#### EXERCISE MATERIAL
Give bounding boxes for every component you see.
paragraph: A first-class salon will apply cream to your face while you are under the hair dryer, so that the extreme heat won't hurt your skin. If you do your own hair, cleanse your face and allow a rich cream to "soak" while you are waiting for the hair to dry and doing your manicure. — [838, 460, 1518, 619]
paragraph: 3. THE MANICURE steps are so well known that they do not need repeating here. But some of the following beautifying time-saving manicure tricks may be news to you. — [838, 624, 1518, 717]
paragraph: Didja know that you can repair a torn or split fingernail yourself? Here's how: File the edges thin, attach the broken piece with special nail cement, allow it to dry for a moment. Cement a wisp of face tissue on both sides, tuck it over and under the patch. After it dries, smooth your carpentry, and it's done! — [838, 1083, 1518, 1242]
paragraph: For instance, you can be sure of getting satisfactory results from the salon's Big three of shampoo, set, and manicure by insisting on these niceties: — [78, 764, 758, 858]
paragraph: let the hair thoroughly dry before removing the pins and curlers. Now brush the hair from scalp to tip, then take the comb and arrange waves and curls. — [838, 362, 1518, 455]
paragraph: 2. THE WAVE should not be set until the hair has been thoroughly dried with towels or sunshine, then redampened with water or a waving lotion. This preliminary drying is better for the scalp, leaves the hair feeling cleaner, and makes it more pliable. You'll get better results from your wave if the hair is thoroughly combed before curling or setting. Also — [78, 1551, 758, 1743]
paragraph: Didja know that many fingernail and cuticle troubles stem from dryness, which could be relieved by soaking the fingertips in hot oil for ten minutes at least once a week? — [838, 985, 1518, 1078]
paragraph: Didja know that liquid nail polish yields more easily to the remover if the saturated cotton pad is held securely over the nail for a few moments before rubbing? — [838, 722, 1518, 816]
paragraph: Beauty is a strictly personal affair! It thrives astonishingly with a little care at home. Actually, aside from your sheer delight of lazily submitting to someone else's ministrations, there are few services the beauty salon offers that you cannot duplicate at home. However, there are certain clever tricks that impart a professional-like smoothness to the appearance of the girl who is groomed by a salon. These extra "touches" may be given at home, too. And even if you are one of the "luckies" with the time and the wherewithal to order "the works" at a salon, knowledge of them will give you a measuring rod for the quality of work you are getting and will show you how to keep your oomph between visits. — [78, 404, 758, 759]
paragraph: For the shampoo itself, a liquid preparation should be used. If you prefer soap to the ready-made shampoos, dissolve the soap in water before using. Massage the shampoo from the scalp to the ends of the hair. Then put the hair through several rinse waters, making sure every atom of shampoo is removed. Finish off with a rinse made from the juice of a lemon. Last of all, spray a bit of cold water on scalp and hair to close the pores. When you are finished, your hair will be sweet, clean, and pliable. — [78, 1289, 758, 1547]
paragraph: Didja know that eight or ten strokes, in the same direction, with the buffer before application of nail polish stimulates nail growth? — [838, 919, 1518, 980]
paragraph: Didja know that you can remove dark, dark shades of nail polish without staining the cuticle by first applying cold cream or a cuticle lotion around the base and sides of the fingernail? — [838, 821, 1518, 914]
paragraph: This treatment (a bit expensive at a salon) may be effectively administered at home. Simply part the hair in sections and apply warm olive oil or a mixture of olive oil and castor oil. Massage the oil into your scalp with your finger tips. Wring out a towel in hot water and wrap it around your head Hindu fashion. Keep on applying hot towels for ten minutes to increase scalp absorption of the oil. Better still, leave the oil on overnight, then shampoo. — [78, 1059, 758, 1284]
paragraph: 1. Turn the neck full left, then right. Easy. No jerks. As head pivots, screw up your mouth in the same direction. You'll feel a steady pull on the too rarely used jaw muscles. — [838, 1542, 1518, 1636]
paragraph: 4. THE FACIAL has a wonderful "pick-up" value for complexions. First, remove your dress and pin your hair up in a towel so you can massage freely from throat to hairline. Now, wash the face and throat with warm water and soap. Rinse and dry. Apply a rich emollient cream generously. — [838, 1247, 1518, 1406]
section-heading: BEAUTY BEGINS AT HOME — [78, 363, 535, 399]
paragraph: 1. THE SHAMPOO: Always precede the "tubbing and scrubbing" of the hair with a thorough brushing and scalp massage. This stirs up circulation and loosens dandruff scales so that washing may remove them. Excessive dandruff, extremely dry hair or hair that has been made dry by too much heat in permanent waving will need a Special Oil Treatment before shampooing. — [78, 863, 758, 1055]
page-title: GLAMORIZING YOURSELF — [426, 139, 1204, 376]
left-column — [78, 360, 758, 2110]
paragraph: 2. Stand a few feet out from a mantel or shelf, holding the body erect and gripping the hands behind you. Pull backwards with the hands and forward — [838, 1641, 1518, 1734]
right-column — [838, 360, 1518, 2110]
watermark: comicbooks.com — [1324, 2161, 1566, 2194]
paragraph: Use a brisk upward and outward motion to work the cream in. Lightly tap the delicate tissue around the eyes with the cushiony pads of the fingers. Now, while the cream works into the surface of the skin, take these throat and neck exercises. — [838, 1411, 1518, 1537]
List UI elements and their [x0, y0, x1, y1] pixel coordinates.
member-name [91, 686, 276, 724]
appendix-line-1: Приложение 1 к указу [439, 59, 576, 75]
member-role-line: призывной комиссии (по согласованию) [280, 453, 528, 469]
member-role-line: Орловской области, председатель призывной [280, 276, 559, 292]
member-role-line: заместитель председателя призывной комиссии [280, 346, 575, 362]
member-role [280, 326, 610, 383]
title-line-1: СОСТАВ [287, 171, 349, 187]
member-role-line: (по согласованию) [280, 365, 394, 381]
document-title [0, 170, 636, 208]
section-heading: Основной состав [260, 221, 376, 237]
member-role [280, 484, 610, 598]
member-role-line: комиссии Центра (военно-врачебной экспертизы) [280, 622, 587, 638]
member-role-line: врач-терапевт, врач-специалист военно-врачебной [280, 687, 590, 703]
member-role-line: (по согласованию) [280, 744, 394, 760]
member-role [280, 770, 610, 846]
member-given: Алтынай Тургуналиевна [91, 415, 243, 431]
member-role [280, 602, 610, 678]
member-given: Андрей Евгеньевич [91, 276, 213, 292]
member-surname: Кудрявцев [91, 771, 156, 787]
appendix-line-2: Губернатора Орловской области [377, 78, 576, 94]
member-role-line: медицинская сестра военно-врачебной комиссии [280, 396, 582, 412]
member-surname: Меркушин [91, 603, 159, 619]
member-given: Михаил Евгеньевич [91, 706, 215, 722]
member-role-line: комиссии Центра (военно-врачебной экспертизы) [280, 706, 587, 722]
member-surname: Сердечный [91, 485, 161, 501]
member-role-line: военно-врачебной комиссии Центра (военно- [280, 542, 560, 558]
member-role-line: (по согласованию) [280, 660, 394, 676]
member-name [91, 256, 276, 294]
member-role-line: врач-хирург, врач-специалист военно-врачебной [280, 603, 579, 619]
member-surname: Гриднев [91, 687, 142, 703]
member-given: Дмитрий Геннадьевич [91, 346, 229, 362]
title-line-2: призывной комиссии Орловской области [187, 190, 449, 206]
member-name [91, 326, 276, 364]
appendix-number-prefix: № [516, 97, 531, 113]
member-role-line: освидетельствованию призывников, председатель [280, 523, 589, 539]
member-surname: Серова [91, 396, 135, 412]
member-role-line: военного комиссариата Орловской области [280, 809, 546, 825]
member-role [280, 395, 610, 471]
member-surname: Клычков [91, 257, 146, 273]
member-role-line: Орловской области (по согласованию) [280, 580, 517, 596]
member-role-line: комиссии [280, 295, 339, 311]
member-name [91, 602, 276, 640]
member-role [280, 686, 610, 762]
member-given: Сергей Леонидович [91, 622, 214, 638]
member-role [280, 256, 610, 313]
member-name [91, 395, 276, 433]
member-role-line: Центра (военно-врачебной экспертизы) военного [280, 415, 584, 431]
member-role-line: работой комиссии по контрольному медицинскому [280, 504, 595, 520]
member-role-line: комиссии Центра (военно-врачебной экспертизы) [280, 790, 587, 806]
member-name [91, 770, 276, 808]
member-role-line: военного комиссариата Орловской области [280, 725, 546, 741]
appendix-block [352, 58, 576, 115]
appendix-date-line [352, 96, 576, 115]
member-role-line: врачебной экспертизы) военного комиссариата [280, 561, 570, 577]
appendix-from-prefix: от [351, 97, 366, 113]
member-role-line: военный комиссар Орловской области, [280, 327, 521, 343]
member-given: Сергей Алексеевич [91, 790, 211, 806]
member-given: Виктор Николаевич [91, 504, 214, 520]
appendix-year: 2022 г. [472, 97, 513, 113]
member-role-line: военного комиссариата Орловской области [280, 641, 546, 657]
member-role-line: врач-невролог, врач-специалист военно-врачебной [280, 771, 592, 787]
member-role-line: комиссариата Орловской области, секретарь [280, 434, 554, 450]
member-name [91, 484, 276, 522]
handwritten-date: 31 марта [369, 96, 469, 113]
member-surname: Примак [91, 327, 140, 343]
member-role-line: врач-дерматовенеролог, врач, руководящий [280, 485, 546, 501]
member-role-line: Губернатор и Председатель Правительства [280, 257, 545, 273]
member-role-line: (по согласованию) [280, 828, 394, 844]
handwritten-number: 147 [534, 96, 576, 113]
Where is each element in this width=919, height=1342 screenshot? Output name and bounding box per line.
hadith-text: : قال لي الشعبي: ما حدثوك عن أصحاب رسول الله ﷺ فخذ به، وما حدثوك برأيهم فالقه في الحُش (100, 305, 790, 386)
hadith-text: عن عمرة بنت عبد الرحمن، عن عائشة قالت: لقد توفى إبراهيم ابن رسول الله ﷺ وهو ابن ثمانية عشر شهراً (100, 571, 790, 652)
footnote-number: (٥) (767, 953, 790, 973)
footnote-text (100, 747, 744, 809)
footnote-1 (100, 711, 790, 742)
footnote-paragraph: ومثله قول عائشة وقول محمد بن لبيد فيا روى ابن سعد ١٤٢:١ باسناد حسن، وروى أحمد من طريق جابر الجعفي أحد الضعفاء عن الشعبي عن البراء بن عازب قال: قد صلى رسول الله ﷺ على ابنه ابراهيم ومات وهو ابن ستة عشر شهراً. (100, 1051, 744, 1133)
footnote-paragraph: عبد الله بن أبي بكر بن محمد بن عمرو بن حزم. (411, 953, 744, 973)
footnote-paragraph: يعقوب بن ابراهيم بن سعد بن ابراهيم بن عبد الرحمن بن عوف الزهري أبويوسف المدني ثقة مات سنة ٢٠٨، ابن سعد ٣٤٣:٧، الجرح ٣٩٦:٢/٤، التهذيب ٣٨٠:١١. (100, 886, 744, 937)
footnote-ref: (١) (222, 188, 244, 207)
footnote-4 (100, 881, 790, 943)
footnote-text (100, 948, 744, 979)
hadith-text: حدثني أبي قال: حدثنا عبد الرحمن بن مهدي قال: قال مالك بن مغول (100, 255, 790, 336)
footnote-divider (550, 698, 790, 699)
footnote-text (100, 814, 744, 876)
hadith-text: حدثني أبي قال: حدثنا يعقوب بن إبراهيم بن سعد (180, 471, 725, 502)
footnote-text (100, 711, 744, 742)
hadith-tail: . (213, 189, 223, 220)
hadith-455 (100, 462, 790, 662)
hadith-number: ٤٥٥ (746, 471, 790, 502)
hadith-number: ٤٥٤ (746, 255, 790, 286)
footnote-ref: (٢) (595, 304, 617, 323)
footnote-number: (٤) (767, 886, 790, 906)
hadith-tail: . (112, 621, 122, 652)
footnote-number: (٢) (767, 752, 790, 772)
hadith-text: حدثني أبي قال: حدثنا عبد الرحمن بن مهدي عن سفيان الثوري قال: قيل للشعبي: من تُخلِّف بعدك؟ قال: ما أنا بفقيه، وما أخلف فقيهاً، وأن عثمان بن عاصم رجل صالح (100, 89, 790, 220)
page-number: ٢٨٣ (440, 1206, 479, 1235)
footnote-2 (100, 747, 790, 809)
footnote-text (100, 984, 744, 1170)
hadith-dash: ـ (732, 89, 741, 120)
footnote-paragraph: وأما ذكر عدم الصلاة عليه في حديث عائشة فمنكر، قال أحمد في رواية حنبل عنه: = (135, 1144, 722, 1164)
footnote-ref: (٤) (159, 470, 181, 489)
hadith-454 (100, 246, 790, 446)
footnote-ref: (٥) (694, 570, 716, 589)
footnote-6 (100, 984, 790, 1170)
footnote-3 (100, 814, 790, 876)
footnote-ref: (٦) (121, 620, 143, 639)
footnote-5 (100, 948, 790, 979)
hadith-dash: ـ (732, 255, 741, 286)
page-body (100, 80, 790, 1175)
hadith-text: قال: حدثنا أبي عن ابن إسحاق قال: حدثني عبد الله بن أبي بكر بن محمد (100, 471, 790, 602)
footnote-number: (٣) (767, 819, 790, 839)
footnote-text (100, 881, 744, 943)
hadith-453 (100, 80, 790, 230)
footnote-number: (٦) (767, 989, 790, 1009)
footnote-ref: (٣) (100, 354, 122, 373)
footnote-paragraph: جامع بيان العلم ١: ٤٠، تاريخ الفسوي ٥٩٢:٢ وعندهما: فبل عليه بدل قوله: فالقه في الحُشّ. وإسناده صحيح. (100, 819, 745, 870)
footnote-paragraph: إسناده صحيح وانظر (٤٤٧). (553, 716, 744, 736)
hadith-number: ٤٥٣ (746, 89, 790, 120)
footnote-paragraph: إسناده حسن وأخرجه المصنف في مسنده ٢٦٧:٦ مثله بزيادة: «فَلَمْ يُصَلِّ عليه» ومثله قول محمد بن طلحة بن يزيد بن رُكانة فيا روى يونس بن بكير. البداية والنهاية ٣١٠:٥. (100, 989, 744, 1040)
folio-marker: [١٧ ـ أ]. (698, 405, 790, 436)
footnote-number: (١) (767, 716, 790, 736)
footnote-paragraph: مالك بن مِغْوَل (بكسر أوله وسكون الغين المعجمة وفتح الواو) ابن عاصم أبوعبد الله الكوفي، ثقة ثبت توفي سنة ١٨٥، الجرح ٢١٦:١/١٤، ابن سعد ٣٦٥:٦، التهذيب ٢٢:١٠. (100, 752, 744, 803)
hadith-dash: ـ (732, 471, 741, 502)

#### GIVEN REQUEST
Rewrite the lines from the start through the line containing "paragraph: Didja know that you can repair", replacing "face tissue" with "facial tissue" and leaving everything else unchanged.

#### EXERCISE RESPONSE
Give bounding boxes for every component you see.
paragraph: A first-class salon will apply cream to your face while you are under the hair dryer, so that the extreme heat won't hurt your skin. If you do your own hair, cleanse your face and allow a rich cream to "soak" while you are waiting for the hair to dry and doing your manicure. — [838, 460, 1518, 619]
paragraph: 3. THE MANICURE steps are so well known that they do not need repeating here. But some of the following beautifying time-saving manicure tricks may be news to you. — [838, 624, 1518, 717]
paragraph: Didja know that you can repair a torn or split fingernail yourself? Here's how: File the edges thin, attach the broken piece with special nail cement, allow it to dry for a moment. Cement a wisp of facial tissue on both sides, tuck it over and under the patch. After it dries, smooth your carpentry, and it's done! — [838, 1083, 1518, 1242]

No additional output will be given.